▶ GIVEN INSTRUCTION: Locate each line of the material that contains "arrow", then return it.

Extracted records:
***

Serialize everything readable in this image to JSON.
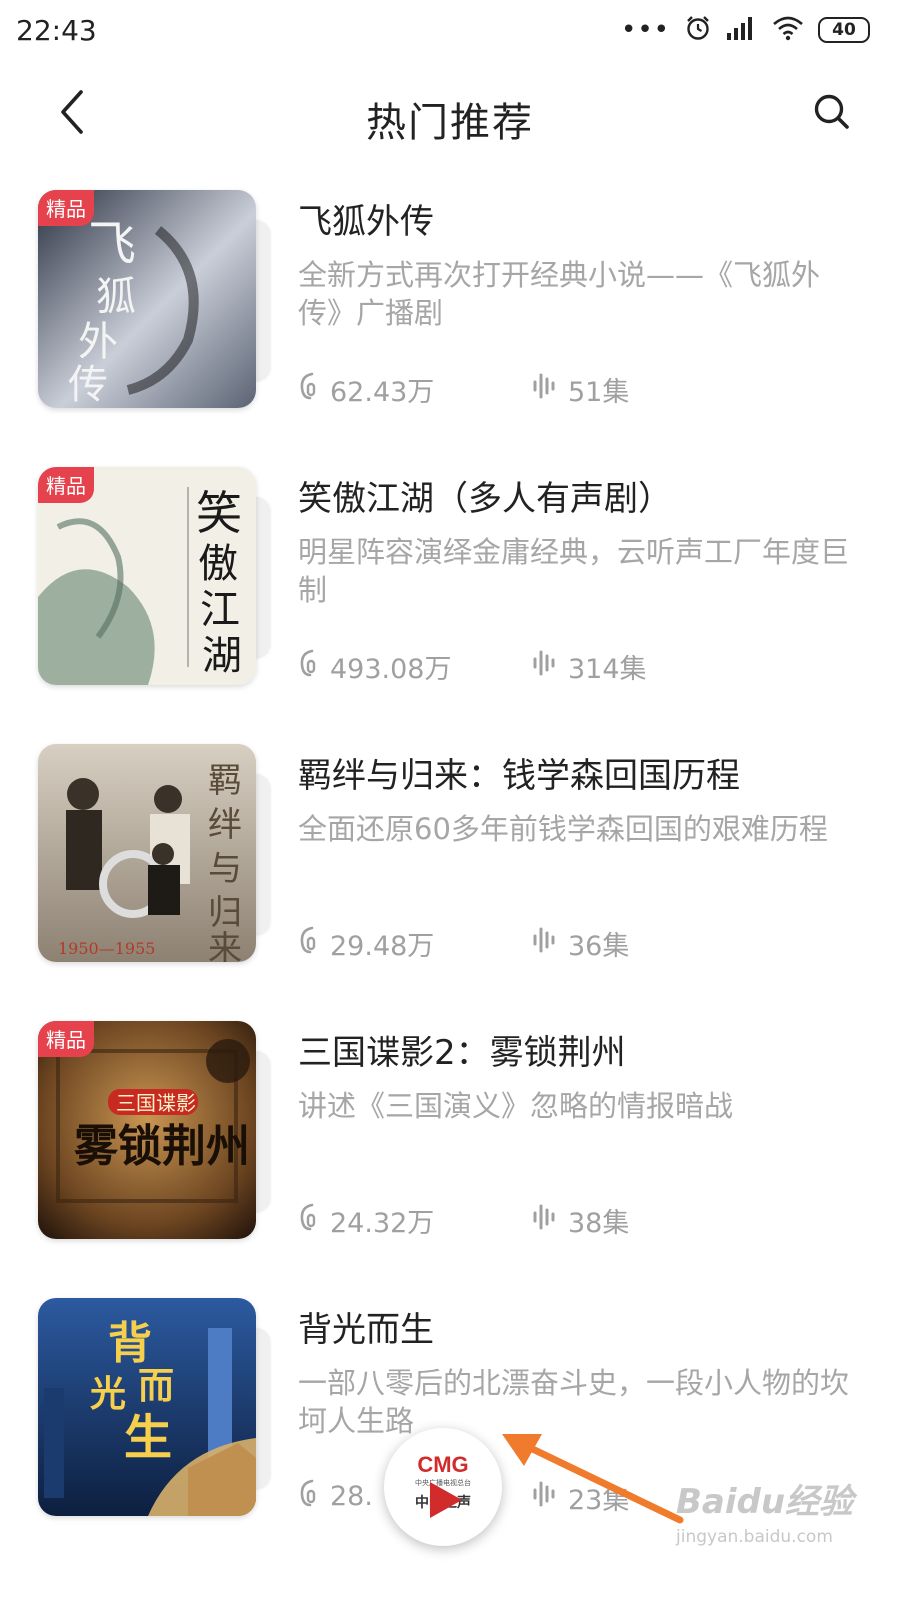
{
  "status_bar": {
    "time": "22:43",
    "dots": "•••",
    "battery": "40",
    "icons": [
      "alarm-icon",
      "signal-icon",
      "wifi-icon",
      "battery-icon"
    ]
  },
  "header": {
    "title": "热门推荐",
    "back_icon": "back-arrow-icon",
    "search_icon": "search-icon"
  },
  "items": [
    {
      "title": "飞狐外传",
      "description": "全新方式再次打开经典小说——《飞狐外传》广播剧",
      "plays": "62.43万",
      "episodes": "51集",
      "badge": "精品",
      "cover_text": "飞狐外传",
      "cover_colors": [
        "#c9ced8",
        "#2a3140"
      ]
    },
    {
      "title": "笑傲江湖（多人有声剧）",
      "description": "明星阵容演绎金庸经典，云听声工厂年度巨制",
      "plays": "493.08万",
      "episodes": "314集",
      "badge": "精品",
      "cover_text": "笑傲江湖",
      "cover_colors": [
        "#f1efe6",
        "#8ea593"
      ]
    },
    {
      "title": "羁绊与归来：钱学森回国历程",
      "description": "全面还原60多年前钱学森回国的艰难历程",
      "plays": "29.48万",
      "episodes": "36集",
      "badge": "",
      "cover_text": "羁绊与归来",
      "cover_years": "1950—1955",
      "cover_colors": [
        "#d7cfc2",
        "#5a4a3a"
      ]
    },
    {
      "title": "三国谍影2：雾锁荆州",
      "description": "讲述《三国演义》忽略的情报暗战",
      "plays": "24.32万",
      "episodes": "38集",
      "badge": "精品",
      "cover_text": "雾锁荆州",
      "cover_sub": "三国谍影",
      "cover_colors": [
        "#a8773b",
        "#2b1a0e"
      ]
    },
    {
      "title": "背光而生",
      "description": "一部八零后的北漂奋斗史，一段小人物的坎坷人生路",
      "plays": "28.",
      "episodes": "23集",
      "badge": "",
      "cover_text": "背光而生",
      "cover_colors": [
        "#2c5aa0",
        "#0d1f3f"
      ]
    }
  ],
  "float_player": {
    "logo": "CMG",
    "sub": "中央广播电视总台",
    "name": "中国之声",
    "icon": "play-icon"
  },
  "watermark": {
    "main": "Baidu经验",
    "url": "jingyan.baidu.com"
  },
  "colors": {
    "badge": "#e5424d",
    "muted_text": "#a6a6a6",
    "arrow": "#f07b2c"
  }
}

***

▶ CORRECT RESPONSE:
    "back_icon": "back-arrow-icon",
    "arrow": "#f07b2c"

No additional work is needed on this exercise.